Look through the material below. Copy every line with the string "pork" in it.

════════

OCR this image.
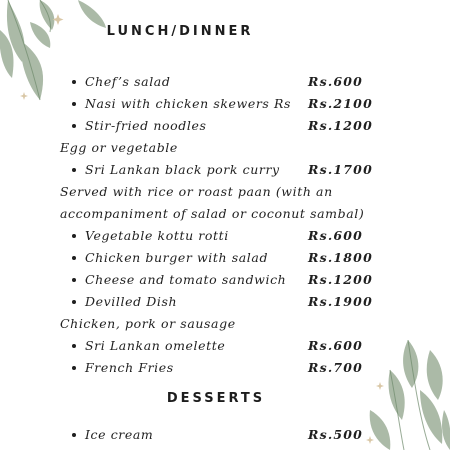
LUNCH/DINNER
Chef’s salad	Rs.600
Nasi with chicken skewers Rs Rs.2100
Stir-fried noodles	Rs.1200
Egg or vegetable
Sri Lankan black pork curry Rs.1700
Served with rice or roast paan (with an
accompaniment of salad or coconut sambal)
Vegetable kottu rotti	Rs.600
Chicken burger with salad	Rs.1800
Cheese and tomato sandwich Rs.1200
Devilled Dish	Rs.1900
Chicken, pork or sausage
Sri Lankan omelette	Rs.600
French Fries	Rs.700
DESSERTS
Ice cream	Rs.500
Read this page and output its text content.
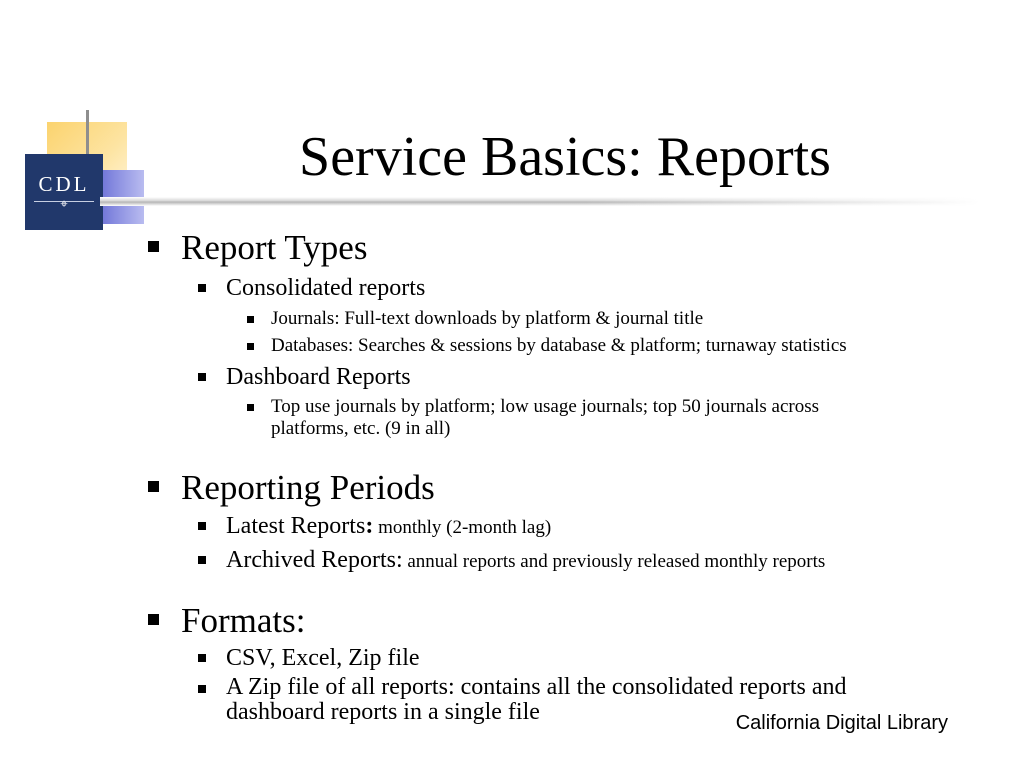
CDL
⌖
Service Basics: Reports
Report Types
Consolidated reports
Journals: Full-text downloads by platform & journal title
Databases: Searches & sessions by database & platform; turnaway statistics
Dashboard Reports
Top use journals by platform; low usage journals; top 50 journals across
platforms, etc. (9 in all)
Reporting Periods
Latest Reports: monthly (2-month lag)
Archived Reports: annual reports and previously released monthly reports
Formats:
CSV, Excel, Zip file
A Zip file of all reports: contains all the consolidated reports and
dashboard reports in a single file	California Digital Library
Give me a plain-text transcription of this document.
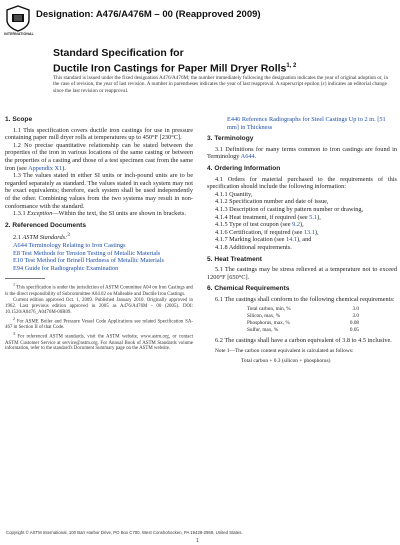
INTERNATIONAL
Designation: A476/A476M – 00 (Reapproved 2009)
Standard Specification for
Ductile Iron Castings for Paper Mill Dryer Rolls$^{1, 2}$

This standard is issued under the fixed designation A476/A476M; the number immediately following the designation indicates the year of original adoption or, in the case of revision, the year of last revision. A number in parentheses indicates the year of last reapproval. A superscript epsilon (ε) indicates an editorial change since the last revision or reapproval.

1. Scope

1.1 This specification covers ductile iron castings for use in pressure containing paper mill dryer rolls at temperatures up to 450°F [230°C].

1.2 No precise quantitative relationship can be stated between the properties of the iron in various locations of the same casting or between the properties of a casting and those of a test specimen cast from the same iron (see Appendix X1).

1.3 The values stated in either SI units or inch-pound units are to be regarded separately as standard. The values stated in each system may not be exact equivalents; therefore, each system shall be used independently of the other. Combining values from the two systems may result in non-conformance with the standard.

1.3.1 Exception—Within the text, the SI units are shown in brackets.

2. Referenced Documents

2.1 ASTM Standards:$^3$

A644 Terminology Relating to Iron Castings
E8 Test Methods for Tension Testing of Metallic Materials
E10 Test Method for Brinell Hardness of Metallic Materials
E94 Guide for Radiographic Examination

$^1$ This specification is under the jurisdiction of ASTM Committee A04 on Iron Castings and is the direct responsibility of Subcommittee A04.02 on Malleable and Ductile Iron Castings.

Current edition approved Oct. 1, 2009. Published January 2010. Originally approved in 1962. Last previous edition approved in 2005 as A476/A476M - 00 (2005). DOI: 10.1520/A0476_A0476M-00R09.

$^2$ For ASME Boiler and Pressure Vessel Code Applications see related Specification SA-467 in Section II of that Code.

$^3$ For referenced ASTM standards, visit the ASTM website, www.astm.org, or contact ASTM Customer Service at service@astm.org. For Annual Book of ASTM Standards volume information, refer to the standard's Document Summary page on the ASTM website.

E446 Reference Radiographs for Steel Castings Up to 2 in. [51 mm] in Thickness
3. Terminology

3.1 Definitions for many terms common to iron castings are found in Terminology A644.

4. Ordering Information

4.1 Orders for material purchased to the requirements of this specification should include the following information:

4.1.1 Quantity,
4.1.2 Specification number and date of issue,
4.1.3 Description of casting by pattern number or drawing,
4.1.4 Heat treatment, if required (see 5.1),
4.1.5 Type of test coupon (see 9.2),
4.1.6 Certification, if required (see 13.1),
4.1.7 Marking location (see 14.1), and
4.1.8 Additional requirements.
5. Heat Treatment

5.1 The castings may be stress relieved at a temperature not to exceed 1200°F [650°C].

6. Chemical Requirements

6.1 The castings shall conform to the following chemical requirements:

Total carbon, min, %	3.0
Silicon, max, %	3.0
Phosphorus, max, %	0.08
Sulfur, max, %	0.05

6.2 The castings shall have a carbon equivalent of 3.8 to 4.5 inclusive.

Note 1—The carbon content equivalent is calculated as follows:
Total carbon + 0.3 (silicon + phosphorus)
Copyright © ASTM International, 100 Barr Harbor Drive, PO Box C700, West Conshohocken, PA 19428-2959, United States.
1
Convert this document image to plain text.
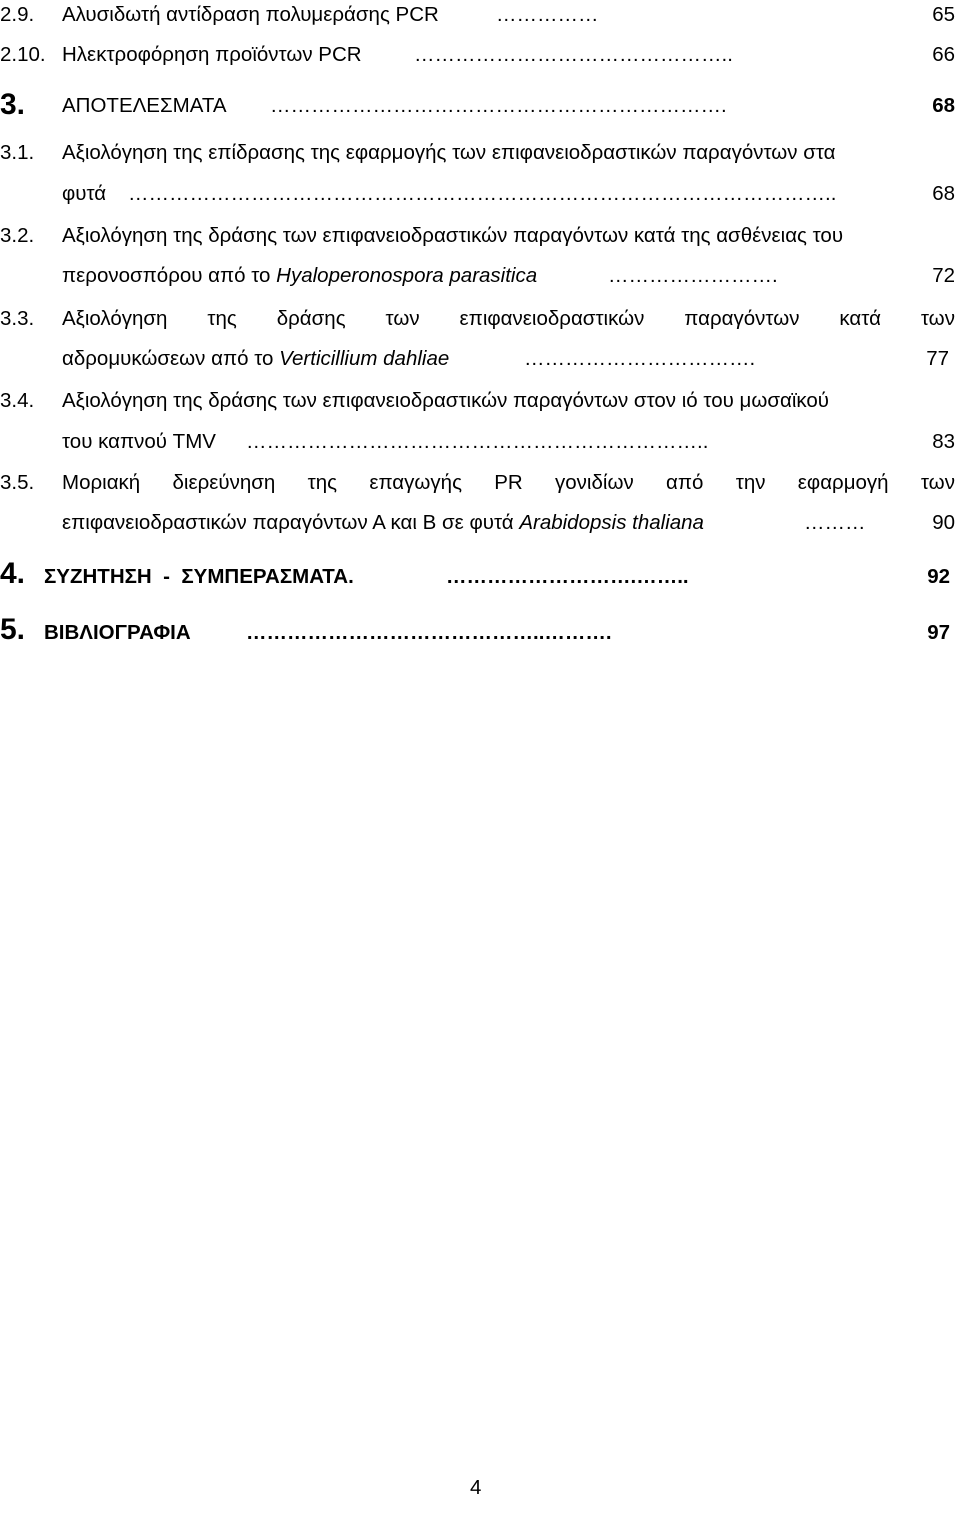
2.9. Αλυσιδωτή αντίδραση πολυμεράσης PCR	……………	65
2.10. Ηλεκτροφόρηση προϊόντων PCR	………………………………………..	66
3. ΑΠΟΤΕΛΕΣΜΑΤΑ ………………………………………………………….	68
3.1. Αξιολόγηση της επίδρασης της εφαρμογής των επιφανειοδραστικών παραγόντων στα
φυτά …………………………………………………………………………………………..	68
3.2. Αξιολόγηση της δράσης των επιφανειοδραστικών παραγόντων κατά της ασθένειας του
περονοσπόρου από το Hyaloperonospora parasitica	…………………….	72
3.3. Αξιολόγηση της δράσης των επιφανειοδραστικών παραγόντων κατά των
αδρομυκώσεων από το Verticillium dahliae	…………………………….	77
3.4. Αξιολόγηση της δράσης των επιφανειοδραστικών παραγόντων στον ιό του μωσαϊκού
του καπνού TMV …………………………………………………………..	83
3.5. Μοριακή διερεύνηση της επαγωγής PR γονιδίων από την εφαρμογή των
επιφανειοδραστικών παραγόντων Α και Β σε φυτά Arabidopsis thaliana	………	90
4. ΣΥΖΗΤΗΣΗ  -  ΣΥΜΠΕΡΑΣΜΑΤΑ.	……………………….……..	92
5. ΒΙΒΛΙΟΓΡΑΦΙΑ	……………………………………..……….	97
4
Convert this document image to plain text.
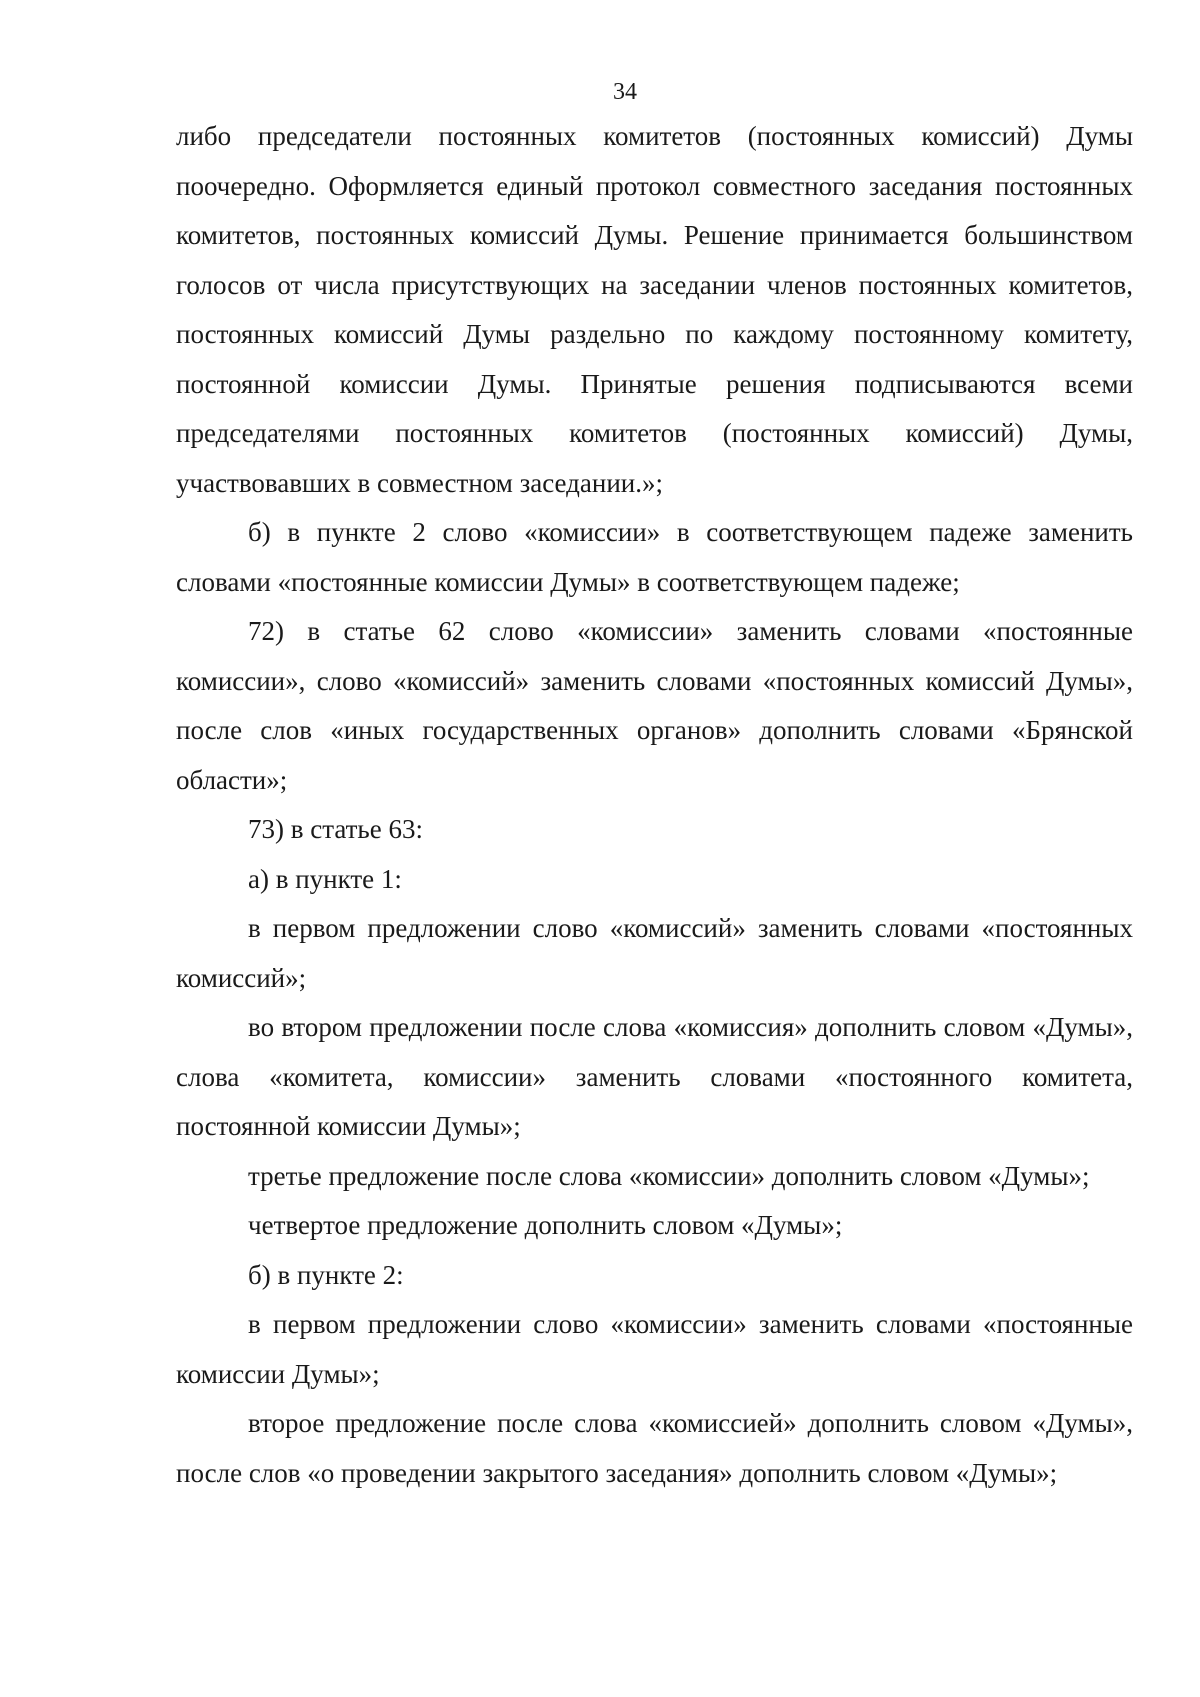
34

либо председатели постоянных комитетов (постоянных комиссий) Думы поочередно. Оформляется единый протокол совместного заседания постоянных комитетов, постоянных комиссий Думы. Решение принимается большинством голосов от числа присутствующих на заседании членов постоянных комитетов, постоянных комиссий Думы раздельно по каждому постоянному комитету, постоянной комиссии Думы. Принятые решения подписываются всеми председателями постоянных комитетов (постоянных комиссий) Думы, участвовавших в совместном заседании.»;

б) в пункте 2 слово «комиссии» в соответствующем падеже заменить словами «постоянные комиссии Думы» в соответствующем падеже;

72) в статье 62 слово «комиссии» заменить словами «постоянные комиссии», слово «комиссий» заменить словами «постоянных комиссий Думы», после слов «иных государственных органов» дополнить словами «Брянской области»;

73) в статье 63:

а) в пункте 1:

в первом предложении слово «комиссий» заменить словами «постоянных комиссий»;

во втором предложении после слова «комиссия» дополнить словом «Думы», слова «комитета, комиссии» заменить словами «постоянного комитета, постоянной комиссии Думы»;

третье предложение после слова «комиссии» дополнить словом «Думы»;

четвертое предложение дополнить словом «Думы»;

б) в пункте 2:

в первом предложении слово «комиссии» заменить словами «постоянные комиссии Думы»;

второе предложение после слова «комиссией» дополнить словом «Думы», после слов «о проведении закрытого заседания» дополнить словом «Думы»;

════════

**SOLUTION TO THIS TASK:**
Sri Lankan black pork curry Rs.1700
Chicken, pork or sausage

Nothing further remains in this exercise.